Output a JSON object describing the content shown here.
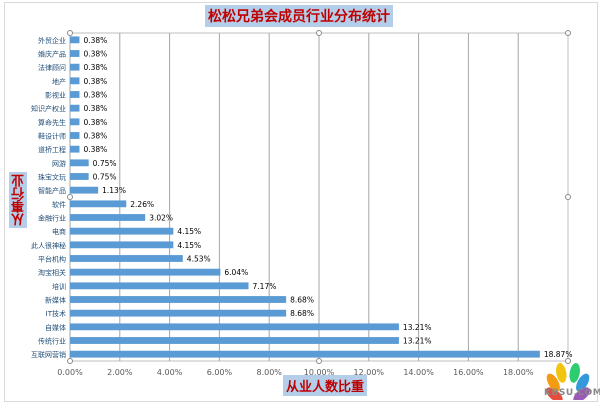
{
  "chart_data": {
    "type": "bar",
    "orientation": "horizontal",
    "title": "松松兄弟会成员行业分布统计",
    "xlabel": "从业人数比重",
    "ylabel": "从事行业",
    "xlim": [
      0,
      20
    ],
    "xticks": [
      "0.00%",
      "2.00%",
      "4.00%",
      "6.00%",
      "8.00%",
      "10.00%",
      "12.00%",
      "14.00%",
      "16.00%",
      "18.00%"
    ],
    "grid": true,
    "categories": [
      "外贸企业",
      "婚庆产品",
      "法律顾问",
      "地产",
      "影视业",
      "知识产权业",
      "算命先生",
      "鞋设计师",
      "道桥工程",
      "网游",
      "珠宝文玩",
      "智能产品",
      "软件",
      "金融行业",
      "电商",
      "此人很神秘",
      "平台机构",
      "淘宝相关",
      "培训",
      "新媒体",
      "IT技术",
      "自媒体",
      "传统行业",
      "互联网营销"
    ],
    "values": [
      0.38,
      0.38,
      0.38,
      0.38,
      0.38,
      0.38,
      0.38,
      0.38,
      0.38,
      0.75,
      0.75,
      1.13,
      2.26,
      3.02,
      4.15,
      4.15,
      4.53,
      6.04,
      7.17,
      8.68,
      8.68,
      13.21,
      13.21,
      18.87
    ],
    "labels": [
      "0.38%",
      "0.38%",
      "0.38%",
      "0.38%",
      "0.38%",
      "0.38%",
      "0.38%",
      "0.38%",
      "0.38%",
      "0.75%",
      "0.75%",
      "1.13%",
      "2.26%",
      "3.02%",
      "4.15%",
      "4.15%",
      "4.53%",
      "6.04%",
      "7.17%",
      "8.68%",
      "8.68%",
      "13.21%",
      "13.21%",
      "18.87%"
    ],
    "bar_color": "#5b9bd5"
  },
  "watermark": "KBSU.COM"
}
+ + +
Please transcribe the material above exactly as written. Leave the pictures out.

Output a JSON object describing the content shown here.
{
  "chart_data": {
    "type": "bar",
    "orientation": "horizontal",
    "title": "松松兄弟会成员行业分布统计",
    "xlabel": "从业人数比重",
    "ylabel": "从事行业",
    "xlim": [
      0,
      20
    ],
    "xticks": [
      "0.00%",
      "2.00%",
      "4.00%",
      "6.00%",
      "8.00%",
      "10.00%",
      "12.00%",
      "14.00%",
      "16.00%",
      "18.00%"
    ],
    "grid": true,
    "categories": [
      "外贸企业",
      "婚庆产品",
      "法律顾问",
      "地产",
      "影视业",
      "知识产权业",
      "算命先生",
      "鞋设计师",
      "道桥工程",
      "网游",
      "珠宝文玩",
      "智能产品",
      "软件",
      "金融行业",
      "电商",
      "此人很神秘",
      "平台机构",
      "淘宝相关",
      "培训",
      "新媒体",
      "IT技术",
      "自媒体",
      "传统行业",
      "互联网营销"
    ],
    "values": [
      0.38,
      0.38,
      0.38,
      0.38,
      0.38,
      0.38,
      0.38,
      0.38,
      0.38,
      0.75,
      0.75,
      1.13,
      2.26,
      3.02,
      4.15,
      4.15,
      4.53,
      6.04,
      7.17,
      8.68,
      8.68,
      13.21,
      13.21,
      18.87
    ],
    "labels": [
      "0.38%",
      "0.38%",
      "0.38%",
      "0.38%",
      "0.38%",
      "0.38%",
      "0.38%",
      "0.38%",
      "0.38%",
      "0.75%",
      "0.75%",
      "1.13%",
      "2.26%",
      "3.02%",
      "4.15%",
      "4.15%",
      "4.53%",
      "6.04%",
      "7.17%",
      "8.68%",
      "8.68%",
      "13.21%",
      "13.21%",
      "18.87%"
    ],
    "bar_color": "#5b9bd5"
  },
  "watermark": "KBSU.COM"
}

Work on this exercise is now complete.